→ **Provided data**:
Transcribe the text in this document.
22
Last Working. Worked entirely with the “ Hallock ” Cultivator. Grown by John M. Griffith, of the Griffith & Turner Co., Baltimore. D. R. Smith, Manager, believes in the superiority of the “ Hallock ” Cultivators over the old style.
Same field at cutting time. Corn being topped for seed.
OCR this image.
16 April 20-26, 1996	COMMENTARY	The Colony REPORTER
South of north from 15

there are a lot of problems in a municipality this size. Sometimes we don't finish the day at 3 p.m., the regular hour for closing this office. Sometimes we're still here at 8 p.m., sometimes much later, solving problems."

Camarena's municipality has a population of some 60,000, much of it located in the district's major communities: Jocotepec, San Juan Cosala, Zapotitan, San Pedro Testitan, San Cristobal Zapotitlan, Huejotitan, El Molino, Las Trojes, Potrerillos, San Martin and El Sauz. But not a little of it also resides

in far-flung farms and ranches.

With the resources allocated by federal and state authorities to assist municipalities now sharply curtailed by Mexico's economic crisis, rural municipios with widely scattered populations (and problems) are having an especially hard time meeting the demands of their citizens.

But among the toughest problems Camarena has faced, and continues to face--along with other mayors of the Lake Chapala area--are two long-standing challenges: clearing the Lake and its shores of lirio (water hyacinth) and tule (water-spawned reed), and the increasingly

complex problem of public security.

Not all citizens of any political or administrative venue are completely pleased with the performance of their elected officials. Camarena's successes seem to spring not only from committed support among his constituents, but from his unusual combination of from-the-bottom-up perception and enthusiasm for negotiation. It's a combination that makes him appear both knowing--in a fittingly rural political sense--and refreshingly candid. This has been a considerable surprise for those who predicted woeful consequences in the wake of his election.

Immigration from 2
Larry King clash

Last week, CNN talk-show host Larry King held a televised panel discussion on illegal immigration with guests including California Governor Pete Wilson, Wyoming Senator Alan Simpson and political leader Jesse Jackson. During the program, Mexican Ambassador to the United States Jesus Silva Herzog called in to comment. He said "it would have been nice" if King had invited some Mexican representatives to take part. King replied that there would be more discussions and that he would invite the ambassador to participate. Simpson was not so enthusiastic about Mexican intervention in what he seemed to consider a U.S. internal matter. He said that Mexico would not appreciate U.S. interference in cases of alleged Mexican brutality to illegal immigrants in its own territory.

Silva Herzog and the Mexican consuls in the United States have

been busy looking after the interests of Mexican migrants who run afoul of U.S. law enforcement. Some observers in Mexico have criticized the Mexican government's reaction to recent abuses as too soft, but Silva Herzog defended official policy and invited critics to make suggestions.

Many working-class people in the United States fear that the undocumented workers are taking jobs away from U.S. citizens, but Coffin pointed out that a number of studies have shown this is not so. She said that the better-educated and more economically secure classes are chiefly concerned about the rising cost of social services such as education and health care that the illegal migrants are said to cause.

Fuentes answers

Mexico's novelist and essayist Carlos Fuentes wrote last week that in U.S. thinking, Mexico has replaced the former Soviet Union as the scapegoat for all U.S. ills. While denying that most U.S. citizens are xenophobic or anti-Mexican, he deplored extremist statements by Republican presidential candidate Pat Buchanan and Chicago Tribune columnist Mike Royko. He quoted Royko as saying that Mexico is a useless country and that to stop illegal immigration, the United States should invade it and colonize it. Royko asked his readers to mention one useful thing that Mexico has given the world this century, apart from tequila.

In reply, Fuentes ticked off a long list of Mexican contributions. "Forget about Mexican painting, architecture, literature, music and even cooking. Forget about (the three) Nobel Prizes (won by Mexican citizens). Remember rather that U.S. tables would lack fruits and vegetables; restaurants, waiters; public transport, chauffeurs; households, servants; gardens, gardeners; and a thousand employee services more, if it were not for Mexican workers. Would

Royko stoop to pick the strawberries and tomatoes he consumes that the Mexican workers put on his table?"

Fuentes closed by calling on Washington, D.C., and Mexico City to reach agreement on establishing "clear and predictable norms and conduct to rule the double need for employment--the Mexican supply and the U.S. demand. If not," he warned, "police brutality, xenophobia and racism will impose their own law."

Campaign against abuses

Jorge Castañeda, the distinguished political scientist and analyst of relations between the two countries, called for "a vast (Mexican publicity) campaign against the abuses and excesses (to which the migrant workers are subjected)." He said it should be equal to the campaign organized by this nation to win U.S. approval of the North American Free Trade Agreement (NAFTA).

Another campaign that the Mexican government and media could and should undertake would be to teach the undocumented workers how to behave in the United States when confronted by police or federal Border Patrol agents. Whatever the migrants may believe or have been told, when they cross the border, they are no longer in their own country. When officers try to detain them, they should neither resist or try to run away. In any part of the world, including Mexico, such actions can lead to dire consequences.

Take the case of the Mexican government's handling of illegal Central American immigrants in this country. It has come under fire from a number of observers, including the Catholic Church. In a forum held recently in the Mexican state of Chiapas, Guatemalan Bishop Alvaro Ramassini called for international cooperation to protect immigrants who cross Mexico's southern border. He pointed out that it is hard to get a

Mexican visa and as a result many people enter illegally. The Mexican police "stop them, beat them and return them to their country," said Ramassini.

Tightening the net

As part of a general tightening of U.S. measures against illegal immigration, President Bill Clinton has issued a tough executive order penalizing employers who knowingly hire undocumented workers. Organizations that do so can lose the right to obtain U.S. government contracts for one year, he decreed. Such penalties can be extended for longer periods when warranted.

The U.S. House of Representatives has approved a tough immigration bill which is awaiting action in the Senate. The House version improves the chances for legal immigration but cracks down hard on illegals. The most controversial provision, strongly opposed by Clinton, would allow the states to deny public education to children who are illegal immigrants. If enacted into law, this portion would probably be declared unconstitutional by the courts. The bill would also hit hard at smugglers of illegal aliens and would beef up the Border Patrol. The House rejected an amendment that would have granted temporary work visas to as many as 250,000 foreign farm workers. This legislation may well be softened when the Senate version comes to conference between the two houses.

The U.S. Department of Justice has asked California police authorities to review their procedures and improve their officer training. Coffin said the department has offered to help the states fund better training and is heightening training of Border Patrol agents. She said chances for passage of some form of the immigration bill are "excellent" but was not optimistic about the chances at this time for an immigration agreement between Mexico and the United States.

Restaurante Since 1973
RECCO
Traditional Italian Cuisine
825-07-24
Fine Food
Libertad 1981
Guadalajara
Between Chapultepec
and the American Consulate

→ **Exercise**: Output an exact copy of each record.

→ **Exercise response**:
Transcribe the text in this document.
22
Last Working. Worked entirely with the “ Hallock ” Cultivator. Grown by John M. Griffith, of the Griffith & Turner Co., Baltimore. D. R. Smith, Manager, believes in the superiority of the “ Hallock ” Cultivators over the old style.
Same field at cutting time. Corn being topped for seed.
OCR this image.
16 April 20-26, 1996	COMMENTARY	The Colony REPORTER
South of north from 15

there are a lot of problems in a municipality this size. Sometimes we don't finish the day at 3 p.m., the regular hour for closing this office. Sometimes we're still here at 8 p.m., sometimes much later, solving problems."

Camarena's municipality has a population of some 60,000, much of it located in the district's major communities: Jocotepec, San Juan Cosala, Zapotitan, San Pedro Testitan, San Cristobal Zapotitlan, Huejotitan, El Molino, Las Trojes, Potrerillos, San Martin and El Sauz. But not a little of it also resides

in far-flung farms and ranches.

With the resources allocated by federal and state authorities to assist municipalities now sharply curtailed by Mexico's economic crisis, rural municipios with widely scattered populations (and problems) are having an especially hard time meeting the demands of their citizens.

But among the toughest problems Camarena has faced, and continues to face--along with other mayors of the Lake Chapala area--are two long-standing challenges: clearing the Lake and its shores of lirio (water hyacinth) and tule (water-spawned reed), and the increasingly

complex problem of public security.

Not all citizens of any political or administrative venue are completely pleased with the performance of their elected officials. Camarena's successes seem to spring not only from committed support among his constituents, but from his unusual combination of from-the-bottom-up perception and enthusiasm for negotiation. It's a combination that makes him appear both knowing--in a fittingly rural political sense--and refreshingly candid. This has been a considerable surprise for those who predicted woeful consequences in the wake of his election.

Immigration from 2
Larry King clash

Last week, CNN talk-show host Larry King held a televised panel discussion on illegal immigration with guests including California Governor Pete Wilson, Wyoming Senator Alan Simpson and political leader Jesse Jackson. During the program, Mexican Ambassador to the United States Jesus Silva Herzog called in to comment. He said "it would have been nice" if King had invited some Mexican representatives to take part. King replied that there would be more discussions and that he would invite the ambassador to participate. Simpson was not so enthusiastic about Mexican intervention in what he seemed to consider a U.S. internal matter. He said that Mexico would not appreciate U.S. interference in cases of alleged Mexican brutality to illegal immigrants in its own territory.

Silva Herzog and the Mexican consuls in the United States have

been busy looking after the interests of Mexican migrants who run afoul of U.S. law enforcement. Some observers in Mexico have criticized the Mexican government's reaction to recent abuses as too soft, but Silva Herzog defended official policy and invited critics to make suggestions.

Many working-class people in the United States fear that the undocumented workers are taking jobs away from U.S. citizens, but Coffin pointed out that a number of studies have shown this is not so. She said that the better-educated and more economically secure classes are chiefly concerned about the rising cost of social services such as education and health care that the illegal migrants are said to cause.

Fuentes answers

Mexico's novelist and essayist Carlos Fuentes wrote last week that in U.S. thinking, Mexico has replaced the former Soviet Union as the scapegoat for all U.S. ills. While denying that most U.S. citizens are xenophobic or anti-Mexican, he deplored extremist statements by Republican presidential candidate Pat Buchanan and Chicago Tribune columnist Mike Royko. He quoted Royko as saying that Mexico is a useless country and that to stop illegal immigration, the United States should invade it and colonize it. Royko asked his readers to mention one useful thing that Mexico has given the world this century, apart from tequila.

In reply, Fuentes ticked off a long list of Mexican contributions. "Forget about Mexican painting, architecture, literature, music and even cooking. Forget about (the three) Nobel Prizes (won by Mexican citizens). Remember rather that U.S. tables would lack fruits and vegetables; restaurants, waiters; public transport, chauffeurs; households, servants; gardens, gardeners; and a thousand employee services more, if it were not for Mexican workers. Would

Royko stoop to pick the strawberries and tomatoes he consumes that the Mexican workers put on his table?"

Fuentes closed by calling on Washington, D.C., and Mexico City to reach agreement on establishing "clear and predictable norms and conduct to rule the double need for employment--the Mexican supply and the U.S. demand. If not," he warned, "police brutality, xenophobia and racism will impose their own law."

Campaign against abuses

Jorge Castañeda, the distinguished political scientist and analyst of relations between the two countries, called for "a vast (Mexican publicity) campaign against the abuses and excesses (to which the migrant workers are subjected)." He said it should be equal to the campaign organized by this nation to win U.S. approval of the North American Free Trade Agreement (NAFTA).

Another campaign that the Mexican government and media could and should undertake would be to teach the undocumented workers how to behave in the United States when confronted by police or federal Border Patrol agents. Whatever the migrants may believe or have been told, when they cross the border, they are no longer in their own country. When officers try to detain them, they should neither resist or try to run away. In any part of the world, including Mexico, such actions can lead to dire consequences.

Take the case of the Mexican government's handling of illegal Central American immigrants in this country. It has come under fire from a number of observers, including the Catholic Church. In a forum held recently in the Mexican state of Chiapas, Guatemalan Bishop Alvaro Ramassini called for international cooperation to protect immigrants who cross Mexico's southern border. He pointed out that it is hard to get a

Mexican visa and as a result many people enter illegally. The Mexican police "stop them, beat them and return them to their country," said Ramassini.

Tightening the net

As part of a general tightening of U.S. measures against illegal immigration, President Bill Clinton has issued a tough executive order penalizing employers who knowingly hire undocumented workers. Organizations that do so can lose the right to obtain U.S. government contracts for one year, he decreed. Such penalties can be extended for longer periods when warranted.

The U.S. House of Representatives has approved a tough immigration bill which is awaiting action in the Senate. The House version improves the chances for legal immigration but cracks down hard on illegals. The most controversial provision, strongly opposed by Clinton, would allow the states to deny public education to children who are illegal immigrants. If enacted into law, this portion would probably be declared unconstitutional by the courts. The bill would also hit hard at smugglers of illegal aliens and would beef up the Border Patrol. The House rejected an amendment that would have granted temporary work visas to as many as 250,000 foreign farm workers. This legislation may well be softened when the Senate version comes to conference between the two houses.

The U.S. Department of Justice has asked California police authorities to review their procedures and improve their officer training. Coffin said the department has offered to help the states fund better training and is heightening training of Border Patrol agents. She said chances for passage of some form of the immigration bill are "excellent" but was not optimistic about the chances at this time for an immigration agreement between Mexico and the United States.

Restaurante Since 1973
RECCO
Traditional Italian Cuisine
825-07-24
Fine Food
Libertad 1981
Guadalajara
Between Chapultepec
and the American Consulate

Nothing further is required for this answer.